- PROMPT
Give the data a second time, exactly and in full.

------ EXERCISE MATERIAL ------

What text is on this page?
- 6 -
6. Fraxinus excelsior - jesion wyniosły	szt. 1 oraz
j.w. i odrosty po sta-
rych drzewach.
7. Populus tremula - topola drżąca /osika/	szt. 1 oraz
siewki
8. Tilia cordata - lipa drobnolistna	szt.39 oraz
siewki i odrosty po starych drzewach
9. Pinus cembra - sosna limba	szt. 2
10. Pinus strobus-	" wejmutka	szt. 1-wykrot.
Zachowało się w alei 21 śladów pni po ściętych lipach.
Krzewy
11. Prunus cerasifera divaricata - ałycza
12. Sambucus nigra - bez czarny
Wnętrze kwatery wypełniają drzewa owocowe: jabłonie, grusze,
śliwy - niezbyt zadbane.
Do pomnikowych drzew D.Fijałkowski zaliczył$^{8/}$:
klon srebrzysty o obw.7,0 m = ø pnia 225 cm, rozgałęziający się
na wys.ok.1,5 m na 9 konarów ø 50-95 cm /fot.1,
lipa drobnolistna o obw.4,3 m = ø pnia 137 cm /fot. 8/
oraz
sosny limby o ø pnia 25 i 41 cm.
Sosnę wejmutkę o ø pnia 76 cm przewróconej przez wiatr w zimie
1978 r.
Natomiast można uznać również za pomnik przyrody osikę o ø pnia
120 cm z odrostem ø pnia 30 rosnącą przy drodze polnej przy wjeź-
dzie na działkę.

------

- EXPECTED ANSWER
What text is on this page?
- 6 -
6. Fraxinus excelsior - jesion wyniosły	szt. 1 oraz
j.w. i odrosty po sta-
rych drzewach.
7. Populus tremula - topola drżąca /osika/	szt. 1 oraz
siewki
8. Tilia cordata - lipa drobnolistna	szt.39 oraz
siewki i odrosty po starych drzewach
9. Pinus cembra - sosna limba	szt. 2
10. Pinus strobus-	" wejmutka	szt. 1-wykrot.
Zachowało się w alei 21 śladów pni po ściętych lipach.
Krzewy
11. Prunus cerasifera divaricata - ałycza
12. Sambucus nigra - bez czarny
Wnętrze kwatery wypełniają drzewa owocowe: jabłonie, grusze,
śliwy - niezbyt zadbane.
Do pomnikowych drzew D.Fijałkowski zaliczył$^{8/}$:
klon srebrzysty o obw.7,0 m = ø pnia 225 cm, rozgałęziający się
na wys.ok.1,5 m na 9 konarów ø 50-95 cm /fot.1,
lipa drobnolistna o obw.4,3 m = ø pnia 137 cm /fot. 8/
oraz
sosny limby o ø pnia 25 i 41 cm.
Sosnę wejmutkę o ø pnia 76 cm przewróconej przez wiatr w zimie
1978 r.
Natomiast można uznać również za pomnik przyrody osikę o ø pnia
120 cm z odrostem ø pnia 30 rosnącą przy drodze polnej przy wjeź-
dzie na działkę.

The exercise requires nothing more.